>>>>
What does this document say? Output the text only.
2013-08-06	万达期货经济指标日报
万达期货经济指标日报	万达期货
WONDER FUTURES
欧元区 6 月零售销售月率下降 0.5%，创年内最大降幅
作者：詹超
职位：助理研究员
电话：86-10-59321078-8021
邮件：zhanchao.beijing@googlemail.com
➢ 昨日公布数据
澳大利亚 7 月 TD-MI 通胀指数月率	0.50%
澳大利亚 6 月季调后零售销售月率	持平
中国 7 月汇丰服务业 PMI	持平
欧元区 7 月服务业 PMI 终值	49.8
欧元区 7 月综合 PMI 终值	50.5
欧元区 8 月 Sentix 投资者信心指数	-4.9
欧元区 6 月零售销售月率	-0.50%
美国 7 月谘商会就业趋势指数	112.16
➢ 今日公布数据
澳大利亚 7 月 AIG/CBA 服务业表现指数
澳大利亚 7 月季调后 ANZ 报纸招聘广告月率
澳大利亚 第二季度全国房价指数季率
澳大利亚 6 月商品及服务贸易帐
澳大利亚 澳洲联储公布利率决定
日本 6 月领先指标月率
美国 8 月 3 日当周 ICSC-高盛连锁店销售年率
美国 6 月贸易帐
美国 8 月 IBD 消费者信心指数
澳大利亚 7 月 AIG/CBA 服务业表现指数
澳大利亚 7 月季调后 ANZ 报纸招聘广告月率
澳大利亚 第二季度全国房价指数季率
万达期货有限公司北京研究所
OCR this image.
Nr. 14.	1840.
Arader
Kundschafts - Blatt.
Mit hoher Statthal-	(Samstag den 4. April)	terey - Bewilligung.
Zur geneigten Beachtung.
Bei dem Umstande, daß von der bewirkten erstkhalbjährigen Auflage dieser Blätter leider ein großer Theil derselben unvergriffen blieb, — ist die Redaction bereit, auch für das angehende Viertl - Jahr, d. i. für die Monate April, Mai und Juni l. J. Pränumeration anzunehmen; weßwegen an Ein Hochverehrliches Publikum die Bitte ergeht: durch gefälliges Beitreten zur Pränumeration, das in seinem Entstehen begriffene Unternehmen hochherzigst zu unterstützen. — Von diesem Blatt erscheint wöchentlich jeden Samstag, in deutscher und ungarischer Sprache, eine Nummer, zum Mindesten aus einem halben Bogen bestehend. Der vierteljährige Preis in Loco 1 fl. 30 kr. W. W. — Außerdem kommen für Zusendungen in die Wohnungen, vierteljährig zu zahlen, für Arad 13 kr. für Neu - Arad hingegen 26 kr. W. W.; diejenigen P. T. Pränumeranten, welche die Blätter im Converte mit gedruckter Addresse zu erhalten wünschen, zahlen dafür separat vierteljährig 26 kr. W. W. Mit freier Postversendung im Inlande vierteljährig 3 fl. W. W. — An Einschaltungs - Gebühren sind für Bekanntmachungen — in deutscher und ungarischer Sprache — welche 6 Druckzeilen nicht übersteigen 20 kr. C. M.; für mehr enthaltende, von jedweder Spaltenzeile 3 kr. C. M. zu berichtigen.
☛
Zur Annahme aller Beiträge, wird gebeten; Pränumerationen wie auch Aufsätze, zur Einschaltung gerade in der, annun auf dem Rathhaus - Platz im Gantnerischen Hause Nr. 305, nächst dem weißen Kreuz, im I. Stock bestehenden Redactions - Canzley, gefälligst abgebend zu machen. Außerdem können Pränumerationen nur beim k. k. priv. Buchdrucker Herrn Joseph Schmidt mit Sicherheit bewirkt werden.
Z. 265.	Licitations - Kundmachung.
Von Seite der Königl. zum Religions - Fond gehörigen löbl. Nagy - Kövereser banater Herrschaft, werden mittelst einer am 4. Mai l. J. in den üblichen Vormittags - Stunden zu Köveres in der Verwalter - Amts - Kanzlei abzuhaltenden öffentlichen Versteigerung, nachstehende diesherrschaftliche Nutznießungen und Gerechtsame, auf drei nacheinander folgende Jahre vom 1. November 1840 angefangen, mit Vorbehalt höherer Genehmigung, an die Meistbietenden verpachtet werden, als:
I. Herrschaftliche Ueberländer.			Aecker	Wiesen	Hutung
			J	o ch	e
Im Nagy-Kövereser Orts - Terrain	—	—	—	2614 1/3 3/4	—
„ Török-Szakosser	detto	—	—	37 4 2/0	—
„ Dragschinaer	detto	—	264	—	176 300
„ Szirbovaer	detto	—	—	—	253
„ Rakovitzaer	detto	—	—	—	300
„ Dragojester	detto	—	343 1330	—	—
<<<<
### [Work required]
Reproduce the records in full, exactly as written.

### [Worked solution]
What does this document say? Output the text only.
2013-08-06	万达期货经济指标日报
万达期货经济指标日报	万达期货
WONDER FUTURES
欧元区 6 月零售销售月率下降 0.5%，创年内最大降幅
作者：詹超
职位：助理研究员
电话：86-10-59321078-8021
邮件：zhanchao.beijing@googlemail.com
➢ 昨日公布数据
澳大利亚 7 月 TD-MI 通胀指数月率	0.50%
澳大利亚 6 月季调后零售销售月率	持平
中国 7 月汇丰服务业 PMI	持平
欧元区 7 月服务业 PMI 终值	49.8
欧元区 7 月综合 PMI 终值	50.5
欧元区 8 月 Sentix 投资者信心指数	-4.9
欧元区 6 月零售销售月率	-0.50%
美国 7 月谘商会就业趋势指数	112.16
➢ 今日公布数据
澳大利亚 7 月 AIG/CBA 服务业表现指数
澳大利亚 7 月季调后 ANZ 报纸招聘广告月率
澳大利亚 第二季度全国房价指数季率
澳大利亚 6 月商品及服务贸易帐
澳大利亚 澳洲联储公布利率决定
日本 6 月领先指标月率
美国 8 月 3 日当周 ICSC-高盛连锁店销售年率
美国 6 月贸易帐
美国 8 月 IBD 消费者信心指数
澳大利亚 7 月 AIG/CBA 服务业表现指数
澳大利亚 7 月季调后 ANZ 报纸招聘广告月率
澳大利亚 第二季度全国房价指数季率
万达期货有限公司北京研究所
OCR this image.
Nr. 14.	1840.
Arader
Kundschafts - Blatt.
Mit hoher Statthal-	(Samstag den 4. April)	terey - Bewilligung.
Zur geneigten Beachtung.
Bei dem Umstande, daß von der bewirkten erstkhalbjährigen Auflage dieser Blätter leider ein großer Theil derselben unvergriffen blieb, — ist die Redaction bereit, auch für das angehende Viertl - Jahr, d. i. für die Monate April, Mai und Juni l. J. Pränumeration anzunehmen; weßwegen an Ein Hochverehrliches Publikum die Bitte ergeht: durch gefälliges Beitreten zur Pränumeration, das in seinem Entstehen begriffene Unternehmen hochherzigst zu unterstützen. — Von diesem Blatt erscheint wöchentlich jeden Samstag, in deutscher und ungarischer Sprache, eine Nummer, zum Mindesten aus einem halben Bogen bestehend. Der vierteljährige Preis in Loco 1 fl. 30 kr. W. W. — Außerdem kommen für Zusendungen in die Wohnungen, vierteljährig zu zahlen, für Arad 13 kr. für Neu - Arad hingegen 26 kr. W. W.; diejenigen P. T. Pränumeranten, welche die Blätter im Converte mit gedruckter Addresse zu erhalten wünschen, zahlen dafür separat vierteljährig 26 kr. W. W. Mit freier Postversendung im Inlande vierteljährig 3 fl. W. W. — An Einschaltungs - Gebühren sind für Bekanntmachungen — in deutscher und ungarischer Sprache — welche 6 Druckzeilen nicht übersteigen 20 kr. C. M.; für mehr enthaltende, von jedweder Spaltenzeile 3 kr. C. M. zu berichtigen.
☛
Zur Annahme aller Beiträge, wird gebeten; Pränumerationen wie auch Aufsätze, zur Einschaltung gerade in der, annun auf dem Rathhaus - Platz im Gantnerischen Hause Nr. 305, nächst dem weißen Kreuz, im I. Stock bestehenden Redactions - Canzley, gefälligst abgebend zu machen. Außerdem können Pränumerationen nur beim k. k. priv. Buchdrucker Herrn Joseph Schmidt mit Sicherheit bewirkt werden.
Z. 265.	Licitations - Kundmachung.
Von Seite der Königl. zum Religions - Fond gehörigen löbl. Nagy - Kövereser banater Herrschaft, werden mittelst einer am 4. Mai l. J. in den üblichen Vormittags - Stunden zu Köveres in der Verwalter - Amts - Kanzlei abzuhaltenden öffentlichen Versteigerung, nachstehende diesherrschaftliche Nutznießungen und Gerechtsame, auf drei nacheinander folgende Jahre vom 1. November 1840 angefangen, mit Vorbehalt höherer Genehmigung, an die Meistbietenden verpachtet werden, als:
I. Herrschaftliche Ueberländer.			Aecker	Wiesen	Hutung
			J	o ch	e
Im Nagy-Kövereser Orts - Terrain	—	—	—	2614 1/3 3/4	—
„ Török-Szakosser	detto	—	—	37 4 2/0	—
„ Dragschinaer	detto	—	264	—	176 300
„ Szirbovaer	detto	—	—	—	253
„ Rakovitzaer	detto	—	—	—	300
„ Dragojester	detto	—	343 1330	—	—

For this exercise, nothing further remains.